(Brief):
Repeat every record below exactly, leaving out the pictures.

++++++

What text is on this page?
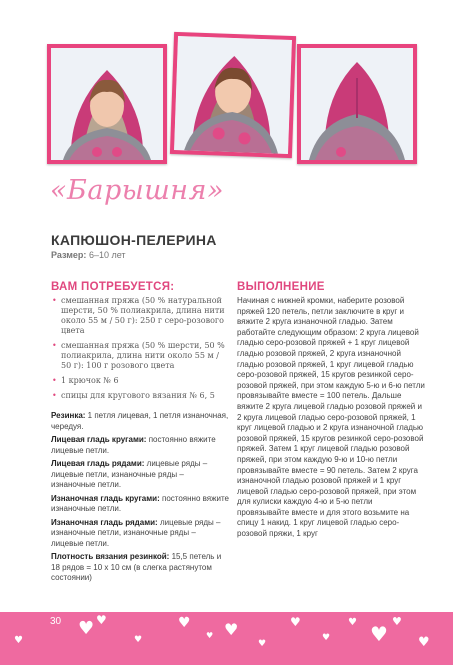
«Барышня»
КАПЮШОН-ПЕЛЕРИНА
Размер: 6–10 лет
ВАМ ПОТРЕБУЕТСЯ:
• смешанная пряжа (50 % натуральной шерсти, 50 % полиакрила, длина нити около 55 м / 50 г): 250 г серо-розового цвета
• смешанная пряжа (50 % шерсти, 50 % полиакрила, длина нити около 55 м / 50 г): 100 г розового цвета
• 1 крючок № 6
• спицы для кругового вязания № 6, 5

Резинка: 1 петля лицевая, 1 петля изнаночная, чередуя.

Лицевая гладь кругами: постоянно вяжите лицевые петли.

Лицевая гладь рядами: лицевые ряды – лицевые петли, изнаночные ряды – изнаночные петли.

Изнаночная гладь кругами: постоянно вяжите изнаночные петли.

Изнаночная гладь рядами: лицевые ряды – изнаночные петли, изнаночные ряды – лицевые петли.

Плотность вязания резинкой: 15,5 петель и 18 рядов = 10 х 10 см (в слегка растянутом состоянии)

ВЫПОЛНЕНИЕ

Начиная с нижней кромки, наберите розовой пряжей 120 петель, петли заключите в круг и вяжите 2 круга изнаночной гладью. Затем работайте следующим образом: 2 круга лицевой гладью серо-розовой пряжей + 1 круг лицевой гладью розовой пряжей, 2 круга изнаночной гладью розовой пряжей, 1 круг лицевой гладью серо-розовой пряжей, 15 кругов резинкой серо-розовой пряжей, при этом каждую 5-ю и 6-ю петли провязывайте вместе = 100 петель. Дальше вяжите 2 круга лицевой гладью розовой пряжей и 2 круга лицевой гладью серо-розовой пряжей, 1 круг лицевой гладью и 2 круга изнаночной гладью розовой пряжей, 15 кругов резинкой серо-розовой пряжей. Затем 1 круг лицевой гладью розовой пряжей, при этом каждую 9-ю и 10-ю петли провязывайте вместе = 90 петель. Затем 2 круга изнаночной гладью розовой пряжей и 1 круг лицевой гладью серо-розовой пряжей, при этом для кулиски каждую 4-ю и 5-ю петли провязывайте вместе и для этого возьмите на спицу 1 накид. 1 круг лицевой гладью серо-розовой пряжи, 1 круг

♥ ♥
♥	♥
♥
♥ ♥
♥
♥
♥
♥ ♥
♥
♥
30
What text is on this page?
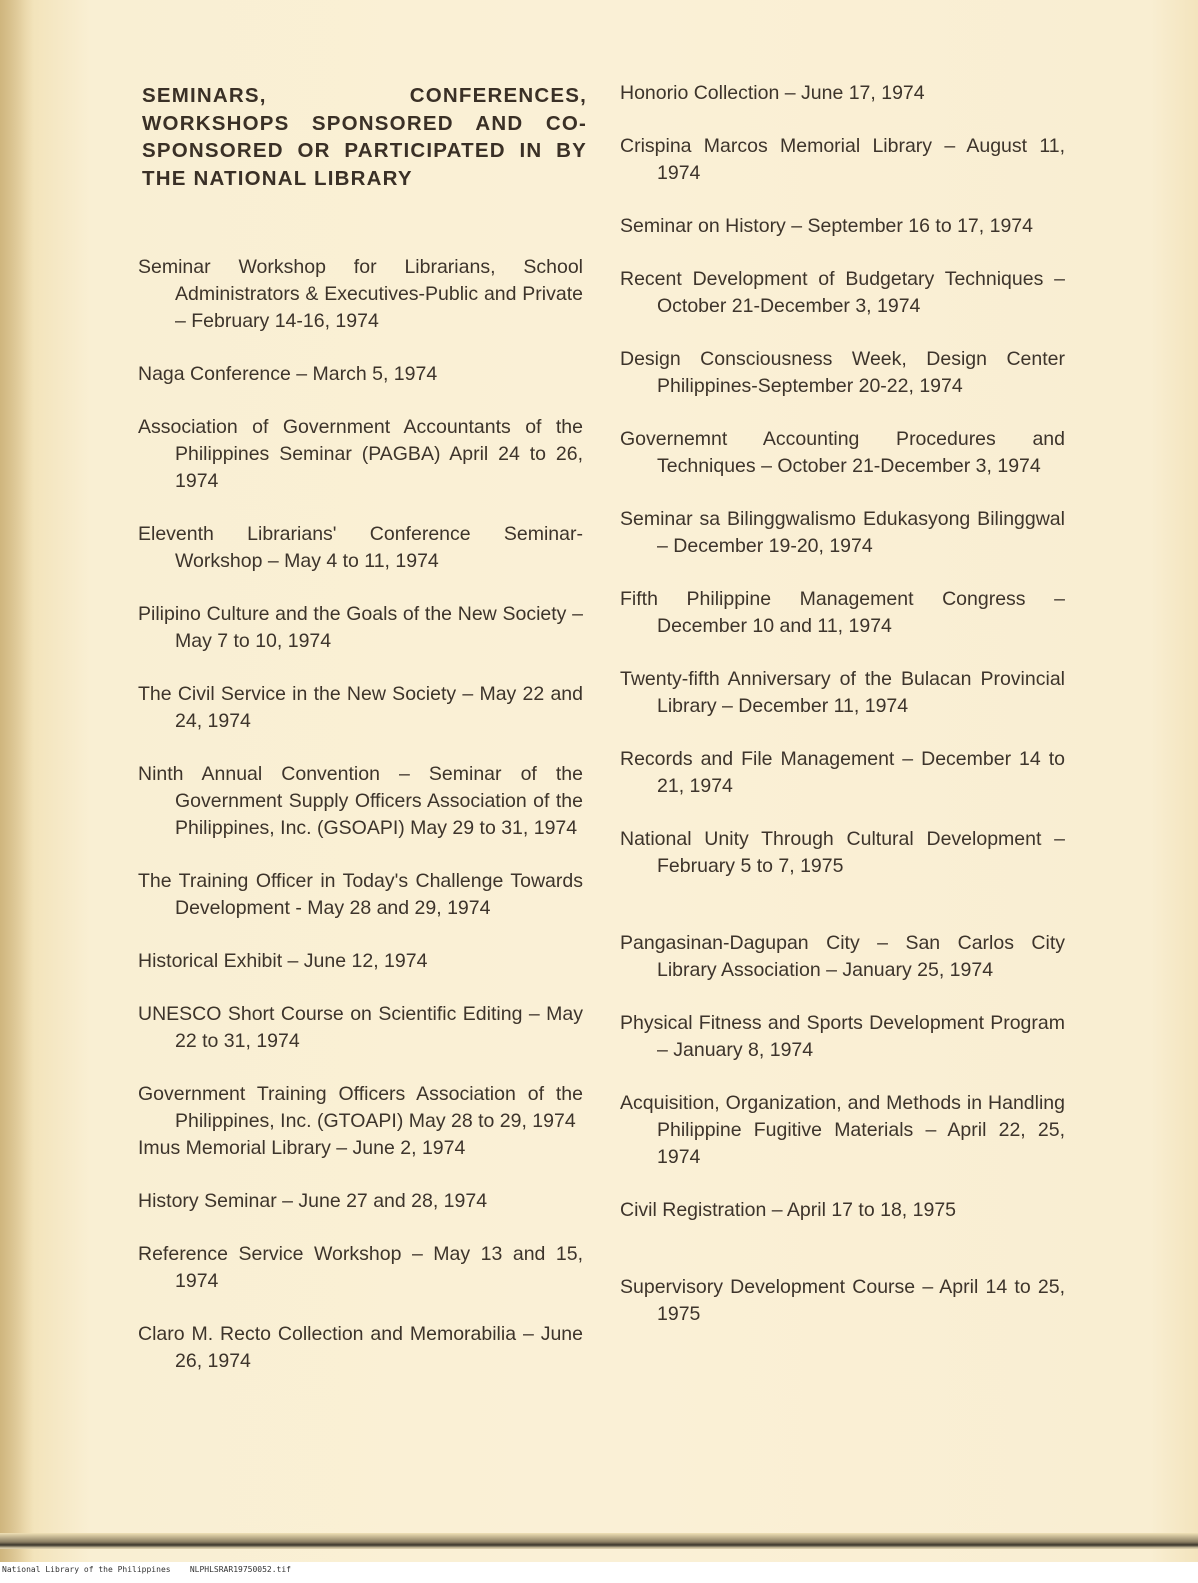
SEMINARS, CONFERENCES, WORKSHOPS SPONSORED AND CO-SPONSORED OR PARTICIPATED IN BY THE NATIONAL LIBRARY
Seminar Workshop for Librarians, School Administrators & Executives-Public and Private – February 14-16, 1974
Naga Conference – March 5, 1974
Association of Government Accountants of the Philippines Seminar (PAGBA) April 24 to 26, 1974
Eleventh Librarians' Conference Seminar-Workshop – May 4 to 11, 1974
Pilipino Culture and the Goals of the New Society – May 7 to 10, 1974
The Civil Service in the New Society – May 22 and 24, 1974
Ninth Annual Convention – Seminar of the Government Supply Officers Association of the Philippines, Inc. (GSOAPI) May 29 to 31, 1974
The Training Officer in Today's Challenge Towards Development - May 28 and 29, 1974
Historical Exhibit – June 12, 1974
UNESCO Short Course on Scientific Editing – May 22 to 31, 1974
Government Training Officers Association of the Philippines, Inc. (GTOAPI) May 28 to 29, 1974
Imus Memorial Library – June 2, 1974
History Seminar – June 27 and 28, 1974
Reference Service Workshop – May 13 and 15, 1974
Claro M. Recto Collection and Memorabilia – June 26, 1974
Honorio Collection – June 17, 1974
Crispina Marcos Memorial Library – August 11, 1974
Seminar on History – September 16 to 17, 1974
Recent Development of Budgetary Techniques – October 21-December 3, 1974
Design Consciousness Week, Design Center Philippines-September 20-22, 1974
Governemnt Accounting Procedures and Techniques – October 21-December 3, 1974
Seminar sa Bilinggwalismo Edukasyong Bilinggwal – December 19-20, 1974
Fifth Philippine Management Congress – December 10 and 11, 1974
Twenty-fifth Anniversary of the Bulacan Provincial Library – December 11, 1974
Records and File Management – December 14 to 21, 1974
National Unity Through Cultural Development – February 5 to 7, 1975
Pangasinan-Dagupan City – San Carlos City Library Association – January 25, 1974
Physical Fitness and Sports Development Program – January 8, 1974
Acquisition, Organization, and Methods in Handling Philippine Fugitive Materials – April 22, 25, 1974
Civil Registration – April 17 to 18, 1975
Supervisory Development Course – April 14 to 25, 1975
National Library of the Philippines NLPHLSRAR19750052.tif
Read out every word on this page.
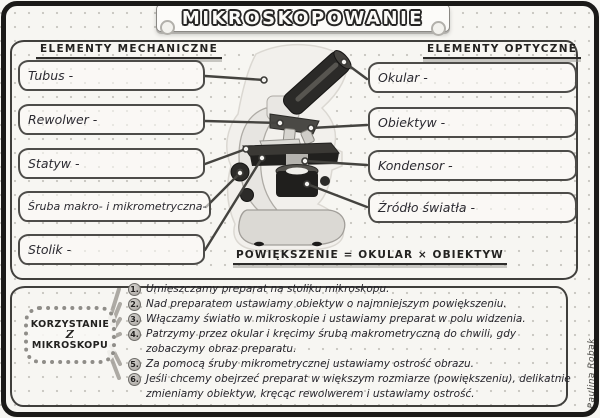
MIKROSKOPOWANIE
ELEMENTY MECHANICZNE	ELEMENTY OPTYCZNE
Tubus -
Rewolwer -
Statyw -
Śruba makro- i mikrometryczna-
Stolik -
Okular -
Obiektyw -
Kondensor -
Źródło światła -
POWIĘKSZENIE = OKULAR × OBIEKTYW
KORZYSTANIE
Z
MIKROSKOPU
1. Umieszczamy preparat na stoliku mikroskopu.
2. Nad preparatem ustawiamy obiektyw o najmniejszym powiększeniu.
3. Włączamy światło w mikroskopie i ustawiamy preparat w polu widzenia.
4. Patrzymy przez okular i kręcimy śrubą makrometryczną do chwili, gdy zobaczymy obraz preparatu.
5. Za pomocą śruby mikrometrycznej ustawiamy ostrość obrazu.
6. Jeśli chcemy obejrzeć preparat w większym rozmiarze (powiększeniu), delikatnie zmieniamy obiektyw, kręcąc rewolwerem i ustawiamy ostrość.	Paulina Robak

++++++

(Task output):
What text is on this page?
«Барышня»
КАПЮШОН-ПЕЛЕРИНА
Размер: 6–10 лет
ВАМ ПОТРЕБУЕТСЯ:
• смешанная пряжа (50 % натуральной шерсти, 50 % полиакрила, длина нити около 55 м / 50 г): 250 г серо-розового цвета
• смешанная пряжа (50 % шерсти, 50 % полиакрила, длина нити около 55 м / 50 г): 100 г розового цвета
• 1 крючок № 6
• спицы для кругового вязания № 6, 5

Резинка: 1 петля лицевая, 1 петля изнаночная, чередуя.

Лицевая гладь кругами: постоянно вяжите лицевые петли.

Лицевая гладь рядами: лицевые ряды – лицевые петли, изнаночные ряды – изнаночные петли.

Изнаночная гладь кругами: постоянно вяжите изнаночные петли.

Изнаночная гладь рядами: лицевые ряды – изнаночные петли, изнаночные ряды – лицевые петли.

Плотность вязания резинкой: 15,5 петель и 18 рядов = 10 х 10 см (в слегка растянутом состоянии)

ВЫПОЛНЕНИЕ

Начиная с нижней кромки, наберите розовой пряжей 120 петель, петли заключите в круг и вяжите 2 круга изнаночной гладью. Затем работайте следующим образом: 2 круга лицевой гладью серо-розовой пряжей + 1 круг лицевой гладью розовой пряжей, 2 круга изнаночной гладью розовой пряжей, 1 круг лицевой гладью серо-розовой пряжей, 15 кругов резинкой серо-розовой пряжей, при этом каждую 5-ю и 6-ю петли провязывайте вместе = 100 петель. Дальше вяжите 2 круга лицевой гладью розовой пряжей и 2 круга лицевой гладью серо-розовой пряжей, 1 круг лицевой гладью и 2 круга изнаночной гладью розовой пряжей, 15 кругов резинкой серо-розовой пряжей. Затем 1 круг лицевой гладью розовой пряжей, при этом каждую 9-ю и 10-ю петли провязывайте вместе = 90 петель. Затем 2 круга изнаночной гладью розовой пряжей и 1 круг лицевой гладью серо-розовой пряжей, при этом для кулиски каждую 4-ю и 5-ю петли провязывайте вместе и для этого возьмите на спицу 1 накид. 1 круг лицевой гладью серо-розовой пряжи, 1 круг

♥ ♥
♥	♥
♥
♥ ♥
♥
♥
♥
♥ ♥
♥
♥
30
What text is on this page?
SEMINARS, CONFERENCES, WORKSHOPS SPONSORED AND CO-SPONSORED OR PARTICIPATED IN BY THE NATIONAL LIBRARY
Seminar Workshop for Librarians, School Administrators & Executives-Public and Private – February 14-16, 1974
Naga Conference – March 5, 1974
Association of Government Accountants of the Philippines Seminar (PAGBA) April 24 to 26, 1974
Eleventh Librarians' Conference Seminar-Workshop – May 4 to 11, 1974
Pilipino Culture and the Goals of the New Society – May 7 to 10, 1974
The Civil Service in the New Society – May 22 and 24, 1974
Ninth Annual Convention – Seminar of the Government Supply Officers Association of the Philippines, Inc. (GSOAPI) May 29 to 31, 1974
The Training Officer in Today's Challenge Towards Development - May 28 and 29, 1974
Historical Exhibit – June 12, 1974
UNESCO Short Course on Scientific Editing – May 22 to 31, 1974
Government Training Officers Association of the Philippines, Inc. (GTOAPI) May 28 to 29, 1974
Imus Memorial Library – June 2, 1974
History Seminar – June 27 and 28, 1974
Reference Service Workshop – May 13 and 15, 1974
Claro M. Recto Collection and Memorabilia – June 26, 1974
Honorio Collection – June 17, 1974
Crispina Marcos Memorial Library – August 11, 1974
Seminar on History – September 16 to 17, 1974
Recent Development of Budgetary Techniques – October 21-December 3, 1974
Design Consciousness Week, Design Center Philippines-September 20-22, 1974
Governemnt Accounting Procedures and Techniques – October 21-December 3, 1974
Seminar sa Bilinggwalismo Edukasyong Bilinggwal – December 19-20, 1974
Fifth Philippine Management Congress – December 10 and 11, 1974
Twenty-fifth Anniversary of the Bulacan Provincial Library – December 11, 1974
Records and File Management – December 14 to 21, 1974
National Unity Through Cultural Development – February 5 to 7, 1975
Pangasinan-Dagupan City – San Carlos City Library Association – January 25, 1974
Physical Fitness and Sports Development Program – January 8, 1974
Acquisition, Organization, and Methods in Handling Philippine Fugitive Materials – April 22, 25, 1974
Civil Registration – April 17 to 18, 1975
Supervisory Development Course – April 14 to 25, 1975
National Library of the Philippines NLPHLSRAR19750052.tif
Read out every word on this page.
MIKROSKOPOWANIE
ELEMENTY MECHANICZNE	ELEMENTY OPTYCZNE
Tubus -
Rewolwer -
Statyw -
Śruba makro- i mikrometryczna-
Stolik -
Okular -
Obiektyw -
Kondensor -
Źródło światła -
POWIĘKSZENIE = OKULAR × OBIEKTYW
KORZYSTANIE
Z
MIKROSKOPU
1. Umieszczamy preparat na stoliku mikroskopu.
2. Nad preparatem ustawiamy obiektyw o najmniejszym powiększeniu.
3. Włączamy światło w mikroskopie i ustawiamy preparat w polu widzenia.
4. Patrzymy przez okular i kręcimy śrubą makrometryczną do chwili, gdy zobaczymy obraz preparatu.
5. Za pomocą śruby mikrometrycznej ustawiamy ostrość obrazu.
6. Jeśli chcemy obejrzeć preparat w większym rozmiarze (powiększeniu), delikatnie zmieniamy obiektyw, kręcąc rewolwerem i ustawiamy ostrość.	Paulina Robak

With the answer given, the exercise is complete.